Extrait:

■ ■ ■ ■ ■ ■ ■

Lorsque la femme aura conquis le droit à la vie politique, son émancipation devant les mœurs s’effectuera plus rapidement ; les vertus spéciales que l’on exige d’elle n’auront plus de raison d’être, on admettra l’équivalence des deux sexes en amour.

L’homme en souffrira-t-il ? Bien au contraire. Montaigne, dans ses Essais, dit que le lien sexuel serait le plus doux de tous, si à l’union des corps, il était possible de joindre celle des esprits.

Actuellement, la loi morale qui oblige la femme qui veut rester honorable à la chasteté, condamne le jeune homme à l’amour vénal. Pour satisfaire leurs sens, des hommes intelligents et cultivés sont réduits à la compagnie de femmes ignorantes et inintelligentes ; ils doivent subir un bavardage insipide, feindre de s’intéresser à des cancans fastidieux. L’un et l’autre sexe ne pourront que gagner à ce que, pour mériter, le titre d’honnête femme, il ne faille rien de plus que remplir les devoirs sociaux d’un honnête homme.  

Les adversaires de l’émancipation de la femme font au féminisme entre autres reproches celui de détruire la famille ; et, à leurs yeux, ce reproche est le plus grave qui puisse lui être fait, car, sans famille, ont-ils coutume de dire, pas de société possible, l’humanité retournerait à la sauvagerie des premiers âges.

D’ordinaire, cette éventualité de la destruction de la famille suffit à éloigner du féminisme nombre de personnes qui tendraient à s’y rallier ; aussi, les féministes n’ont-ils d’autres ressources que de déclarer sans fondements les allégations de leurs adversaires et de faire tous leurs efforts pour établir que l’émancipation de la femme, loin de détruire l’institution familiale ne fera que la renforcer.

Les conventions sociales, en effet, veulent que la famille soit une institution essentiellement bonne. Les romanciers, les dramaturges, les poètes chantent le bonheur du foyer et pleurent la détresse de celui qui n’en a pas. Dans son for intérieur, il est vrai, chacun sait sur ce prétendu bonheur familial à quoi s’en tenir ; mais lorsque la famille ne donne pas toutes les satisfactions que l’on croit devoir en attendre, on pense n’être que l’exception fâcheuse d’une règle excellente. Des exceptions également sont, croit-on, les tableaux des romanciers réalistes et les drames familiaux qui viennent se dénouer devant les tribunaux.

■ ■ ■ ■ ■ ■ ■

Consigne donnée A:
D'après l'extrait, pourquoi les adversaires de l'émancipation de la femme jugent-ils le reproche de détruire la famille plus grave que tous les autres ?

■ ■ ■ ■ ■ ■ ■

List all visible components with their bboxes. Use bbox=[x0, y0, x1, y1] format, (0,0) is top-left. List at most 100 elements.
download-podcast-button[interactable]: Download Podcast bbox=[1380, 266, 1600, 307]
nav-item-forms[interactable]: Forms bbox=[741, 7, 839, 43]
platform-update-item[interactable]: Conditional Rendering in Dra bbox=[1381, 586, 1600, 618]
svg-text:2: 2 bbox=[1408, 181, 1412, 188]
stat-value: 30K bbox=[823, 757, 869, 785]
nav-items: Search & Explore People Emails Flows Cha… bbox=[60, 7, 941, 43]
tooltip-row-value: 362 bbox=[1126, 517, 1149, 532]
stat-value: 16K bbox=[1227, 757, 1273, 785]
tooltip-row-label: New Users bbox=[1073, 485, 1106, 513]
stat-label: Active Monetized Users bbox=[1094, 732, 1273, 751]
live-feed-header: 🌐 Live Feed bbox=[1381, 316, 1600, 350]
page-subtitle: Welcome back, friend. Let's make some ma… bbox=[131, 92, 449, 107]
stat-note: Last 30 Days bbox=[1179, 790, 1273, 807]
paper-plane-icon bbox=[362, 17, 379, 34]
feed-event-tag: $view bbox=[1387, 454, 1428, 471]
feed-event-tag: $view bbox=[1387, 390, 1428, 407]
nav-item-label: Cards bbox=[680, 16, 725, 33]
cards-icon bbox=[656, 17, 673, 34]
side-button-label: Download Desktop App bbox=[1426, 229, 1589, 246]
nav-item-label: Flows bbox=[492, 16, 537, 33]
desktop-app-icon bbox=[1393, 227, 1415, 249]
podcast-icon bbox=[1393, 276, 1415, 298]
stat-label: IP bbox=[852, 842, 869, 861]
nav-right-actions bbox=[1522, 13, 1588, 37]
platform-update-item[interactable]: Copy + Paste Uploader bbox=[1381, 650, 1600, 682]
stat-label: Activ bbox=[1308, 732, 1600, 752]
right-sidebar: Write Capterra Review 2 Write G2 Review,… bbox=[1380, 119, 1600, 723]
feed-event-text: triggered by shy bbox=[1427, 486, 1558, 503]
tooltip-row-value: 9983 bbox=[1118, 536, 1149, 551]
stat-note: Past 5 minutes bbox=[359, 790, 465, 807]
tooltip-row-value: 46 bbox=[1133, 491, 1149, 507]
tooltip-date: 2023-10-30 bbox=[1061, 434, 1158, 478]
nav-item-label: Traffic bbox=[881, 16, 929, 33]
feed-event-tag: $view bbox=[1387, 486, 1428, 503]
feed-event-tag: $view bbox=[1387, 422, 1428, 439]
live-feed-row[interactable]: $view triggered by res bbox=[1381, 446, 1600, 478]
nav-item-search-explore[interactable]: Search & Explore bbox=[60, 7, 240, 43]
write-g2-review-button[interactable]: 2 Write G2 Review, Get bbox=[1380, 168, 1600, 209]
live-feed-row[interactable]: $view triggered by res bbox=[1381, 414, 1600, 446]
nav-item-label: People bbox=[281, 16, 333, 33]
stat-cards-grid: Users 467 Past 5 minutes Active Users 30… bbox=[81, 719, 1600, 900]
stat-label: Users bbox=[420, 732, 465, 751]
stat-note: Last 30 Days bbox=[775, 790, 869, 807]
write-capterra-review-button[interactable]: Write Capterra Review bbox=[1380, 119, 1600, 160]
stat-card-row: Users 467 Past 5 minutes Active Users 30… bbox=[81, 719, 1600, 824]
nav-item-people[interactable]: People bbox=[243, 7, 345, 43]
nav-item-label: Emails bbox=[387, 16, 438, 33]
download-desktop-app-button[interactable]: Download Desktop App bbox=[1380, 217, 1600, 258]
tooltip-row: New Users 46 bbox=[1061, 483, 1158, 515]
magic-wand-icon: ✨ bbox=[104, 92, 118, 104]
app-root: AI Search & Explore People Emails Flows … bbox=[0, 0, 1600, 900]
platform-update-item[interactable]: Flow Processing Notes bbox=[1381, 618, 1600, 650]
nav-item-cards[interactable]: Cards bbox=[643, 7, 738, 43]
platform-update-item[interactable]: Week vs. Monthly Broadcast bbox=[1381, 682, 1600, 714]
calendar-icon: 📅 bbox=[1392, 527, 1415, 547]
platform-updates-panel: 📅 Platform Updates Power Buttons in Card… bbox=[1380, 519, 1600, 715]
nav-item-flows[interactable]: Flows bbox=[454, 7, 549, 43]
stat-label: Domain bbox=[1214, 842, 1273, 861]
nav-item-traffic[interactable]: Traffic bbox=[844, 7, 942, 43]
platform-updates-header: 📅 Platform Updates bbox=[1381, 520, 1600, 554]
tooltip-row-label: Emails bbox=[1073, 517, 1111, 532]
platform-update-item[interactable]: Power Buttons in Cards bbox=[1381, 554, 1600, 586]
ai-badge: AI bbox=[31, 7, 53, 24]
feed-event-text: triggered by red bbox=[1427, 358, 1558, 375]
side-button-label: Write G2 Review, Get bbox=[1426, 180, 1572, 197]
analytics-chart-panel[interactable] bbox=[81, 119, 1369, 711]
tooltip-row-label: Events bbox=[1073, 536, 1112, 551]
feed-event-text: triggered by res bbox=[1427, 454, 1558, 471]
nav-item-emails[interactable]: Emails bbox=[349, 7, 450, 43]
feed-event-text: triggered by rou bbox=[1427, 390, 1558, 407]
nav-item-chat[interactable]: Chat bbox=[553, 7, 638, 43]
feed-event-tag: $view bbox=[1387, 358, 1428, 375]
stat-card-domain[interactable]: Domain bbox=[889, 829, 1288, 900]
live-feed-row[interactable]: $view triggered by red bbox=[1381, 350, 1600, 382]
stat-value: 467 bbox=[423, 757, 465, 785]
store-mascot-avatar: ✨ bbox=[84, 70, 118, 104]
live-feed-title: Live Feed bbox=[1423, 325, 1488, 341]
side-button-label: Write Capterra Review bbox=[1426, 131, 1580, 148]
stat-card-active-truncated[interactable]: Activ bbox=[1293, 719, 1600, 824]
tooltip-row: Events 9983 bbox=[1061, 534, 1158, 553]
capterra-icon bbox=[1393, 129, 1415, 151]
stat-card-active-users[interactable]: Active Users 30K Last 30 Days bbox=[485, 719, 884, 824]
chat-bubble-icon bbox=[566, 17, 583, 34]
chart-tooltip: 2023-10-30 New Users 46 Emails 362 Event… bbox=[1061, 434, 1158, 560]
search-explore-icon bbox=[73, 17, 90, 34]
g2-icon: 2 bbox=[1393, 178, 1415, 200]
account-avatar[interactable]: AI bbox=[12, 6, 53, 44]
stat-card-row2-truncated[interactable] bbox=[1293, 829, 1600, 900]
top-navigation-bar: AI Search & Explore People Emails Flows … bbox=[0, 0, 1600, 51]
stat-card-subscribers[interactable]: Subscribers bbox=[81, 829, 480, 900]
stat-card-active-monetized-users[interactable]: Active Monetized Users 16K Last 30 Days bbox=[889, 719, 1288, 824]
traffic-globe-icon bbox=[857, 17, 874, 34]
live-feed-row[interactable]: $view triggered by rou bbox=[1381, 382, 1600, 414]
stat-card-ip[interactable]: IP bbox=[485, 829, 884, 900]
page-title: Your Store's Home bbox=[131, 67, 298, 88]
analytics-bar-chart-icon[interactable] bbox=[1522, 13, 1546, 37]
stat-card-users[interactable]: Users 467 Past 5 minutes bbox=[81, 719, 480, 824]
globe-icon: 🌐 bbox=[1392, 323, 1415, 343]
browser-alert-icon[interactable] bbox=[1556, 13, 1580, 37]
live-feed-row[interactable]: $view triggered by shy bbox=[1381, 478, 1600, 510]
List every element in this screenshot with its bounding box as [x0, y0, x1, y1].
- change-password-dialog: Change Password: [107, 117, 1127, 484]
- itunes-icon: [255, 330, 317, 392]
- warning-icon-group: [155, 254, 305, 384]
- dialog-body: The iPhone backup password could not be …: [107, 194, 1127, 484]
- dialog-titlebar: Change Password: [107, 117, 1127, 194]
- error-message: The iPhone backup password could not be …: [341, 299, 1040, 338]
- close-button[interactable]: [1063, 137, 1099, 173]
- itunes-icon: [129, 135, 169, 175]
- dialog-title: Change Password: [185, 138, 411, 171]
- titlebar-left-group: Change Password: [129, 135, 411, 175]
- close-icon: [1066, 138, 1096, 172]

■ ■ ■ ■ ■ ■ ■

Consigne donnée B:
Recopiez à l'identique les lignes des enregistrements, du début de ceux-ci jusqu'à la ligne contenant « stat-label: IP bbox=[852, 842, 869, 861] », cette dernière incluse.

Réponse attendue A:
Ils le jugent le plus grave parce que, selon eux, aucune société n'est possible sans famille, et l'humanité retournerait alors à la sauvagerie des premiers âges.

Réponse attendue B:
List all visible components with their bboxes. Use bbox=[x0, y0, x1, y1] format, (0,0) is top-left. List at most 100 elements.
download-podcast-button[interactable]: Download Podcast bbox=[1380, 266, 1600, 307]
nav-item-forms[interactable]: Forms bbox=[741, 7, 839, 43]
platform-update-item[interactable]: Conditional Rendering in Dra bbox=[1381, 586, 1600, 618]
svg-text:2: 2 bbox=[1408, 181, 1412, 188]
stat-value: 30K bbox=[823, 757, 869, 785]
nav-items: Search & Explore People Emails Flows Cha… bbox=[60, 7, 941, 43]
tooltip-row-value: 362 bbox=[1126, 517, 1149, 532]
stat-value: 16K bbox=[1227, 757, 1273, 785]
tooltip-row-label: New Users bbox=[1073, 485, 1106, 513]
stat-label: Active Monetized Users bbox=[1094, 732, 1273, 751]
live-feed-header: 🌐 Live Feed bbox=[1381, 316, 1600, 350]
page-subtitle: Welcome back, friend. Let's make some ma… bbox=[131, 92, 449, 107]
stat-note: Last 30 Days bbox=[1179, 790, 1273, 807]
paper-plane-icon bbox=[362, 17, 379, 34]
feed-event-tag: $view bbox=[1387, 454, 1428, 471]
feed-event-tag: $view bbox=[1387, 390, 1428, 407]
nav-item-label: Cards bbox=[680, 16, 725, 33]
cards-icon bbox=[656, 17, 673, 34]
side-button-label: Download Desktop App bbox=[1426, 229, 1589, 246]
nav-item-label: Flows bbox=[492, 16, 537, 33]
desktop-app-icon bbox=[1393, 227, 1415, 249]
podcast-icon bbox=[1393, 276, 1415, 298]
stat-label: IP bbox=[852, 842, 869, 861]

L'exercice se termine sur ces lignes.